Exercise
In the records below, find the lines that include "puede" and copy each.

[Items from a dataset]
◆ ◆ ◆ ◆ ◆
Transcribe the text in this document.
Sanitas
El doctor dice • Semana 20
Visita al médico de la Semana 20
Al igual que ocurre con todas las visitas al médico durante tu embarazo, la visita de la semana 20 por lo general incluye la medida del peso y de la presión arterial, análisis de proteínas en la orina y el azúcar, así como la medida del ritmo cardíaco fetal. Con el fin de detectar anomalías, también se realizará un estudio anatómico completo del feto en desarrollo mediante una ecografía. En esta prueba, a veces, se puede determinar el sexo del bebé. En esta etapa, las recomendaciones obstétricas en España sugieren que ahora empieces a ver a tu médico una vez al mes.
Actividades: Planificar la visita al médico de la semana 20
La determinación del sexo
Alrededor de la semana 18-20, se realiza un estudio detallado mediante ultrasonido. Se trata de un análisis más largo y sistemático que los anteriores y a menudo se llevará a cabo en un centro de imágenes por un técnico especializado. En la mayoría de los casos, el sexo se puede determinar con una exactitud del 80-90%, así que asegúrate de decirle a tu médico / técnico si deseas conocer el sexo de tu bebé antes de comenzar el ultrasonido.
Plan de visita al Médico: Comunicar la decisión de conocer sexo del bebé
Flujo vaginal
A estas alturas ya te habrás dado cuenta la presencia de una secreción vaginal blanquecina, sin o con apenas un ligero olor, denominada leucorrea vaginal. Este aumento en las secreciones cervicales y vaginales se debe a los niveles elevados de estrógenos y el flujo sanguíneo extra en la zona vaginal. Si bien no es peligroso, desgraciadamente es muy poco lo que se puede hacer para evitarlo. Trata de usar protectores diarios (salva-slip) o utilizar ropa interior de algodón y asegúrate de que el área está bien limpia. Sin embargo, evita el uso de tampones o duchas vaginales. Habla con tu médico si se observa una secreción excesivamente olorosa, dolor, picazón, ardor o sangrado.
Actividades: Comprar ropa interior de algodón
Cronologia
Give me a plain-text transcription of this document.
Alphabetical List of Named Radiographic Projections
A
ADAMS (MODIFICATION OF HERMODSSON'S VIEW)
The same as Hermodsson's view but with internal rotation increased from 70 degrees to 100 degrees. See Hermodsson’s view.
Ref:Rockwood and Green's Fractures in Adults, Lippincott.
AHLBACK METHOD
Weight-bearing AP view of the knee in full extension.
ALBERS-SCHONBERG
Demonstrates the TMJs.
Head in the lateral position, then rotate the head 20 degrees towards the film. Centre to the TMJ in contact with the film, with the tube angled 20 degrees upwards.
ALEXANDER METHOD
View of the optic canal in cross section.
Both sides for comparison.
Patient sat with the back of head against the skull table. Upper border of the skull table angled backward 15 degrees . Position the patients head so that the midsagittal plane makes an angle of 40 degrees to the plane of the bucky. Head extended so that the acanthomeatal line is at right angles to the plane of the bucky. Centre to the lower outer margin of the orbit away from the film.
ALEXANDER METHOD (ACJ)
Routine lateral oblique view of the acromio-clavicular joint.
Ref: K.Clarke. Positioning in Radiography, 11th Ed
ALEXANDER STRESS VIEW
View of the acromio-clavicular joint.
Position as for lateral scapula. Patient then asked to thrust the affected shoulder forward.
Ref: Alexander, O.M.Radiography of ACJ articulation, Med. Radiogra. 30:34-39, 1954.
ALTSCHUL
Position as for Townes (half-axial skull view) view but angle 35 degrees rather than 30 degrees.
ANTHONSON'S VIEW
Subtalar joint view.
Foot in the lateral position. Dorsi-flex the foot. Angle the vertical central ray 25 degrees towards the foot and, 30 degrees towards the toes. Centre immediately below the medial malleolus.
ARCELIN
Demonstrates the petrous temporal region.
◆ ◆ ◆ ◆ ◆
Result of this task
Al igual que ocurre con todas las visitas al médico durante tu embarazo, la visita de la semana 20 por lo general incluye la medida del peso y de la presión arterial, análisis de proteínas en la orina y el azúcar, así como la medida del ritmo cardíaco fetal. Con el fin de detectar anomalías, también se realizará un estudio anatómico completo del feto en desarrollo mediante una ecografía. En esta prueba, a veces, se puede determinar el sexo del bebé. En esta etapa, las recomendaciones obstétricas en España sugieren que ahora empieces a ver a tu médico una vez al mes.
Alrededor de la semana 18-20, se realiza un estudio detallado mediante ultrasonido. Se trata de un análisis más largo y sistemático que los anteriores y a menudo se llevará a cabo en un centro de imágenes por un técnico especializado. En la mayoría de los casos, el sexo se puede determinar con una exactitud del 80-90%, así que asegúrate de decirle a tu médico / técnico si deseas conocer el sexo de tu bebé antes de comenzar el ultrasonido.
A estas alturas ya te habrás dado cuenta la presencia de una secreción vaginal blanquecina, sin o con apenas un ligero olor, denominada leucorrea vaginal. Este aumento en las secreciones cervicales y vaginales se debe a los niveles elevados de estrógenos y el flujo sanguíneo extra en la zona vaginal. Si bien no es peligroso, desgraciadamente es muy poco lo que se puede hacer para evitarlo. Trata de usar protectores diarios (salva-slip) o utilizar ropa interior de algodón y asegúrate de que el área está bien limpia. Sin embargo, evita el uso de tampones o duchas vaginales. Habla con tu médico si se observa una secreción excesivamente olorosa, dolor, picazón, ardor o sangrado.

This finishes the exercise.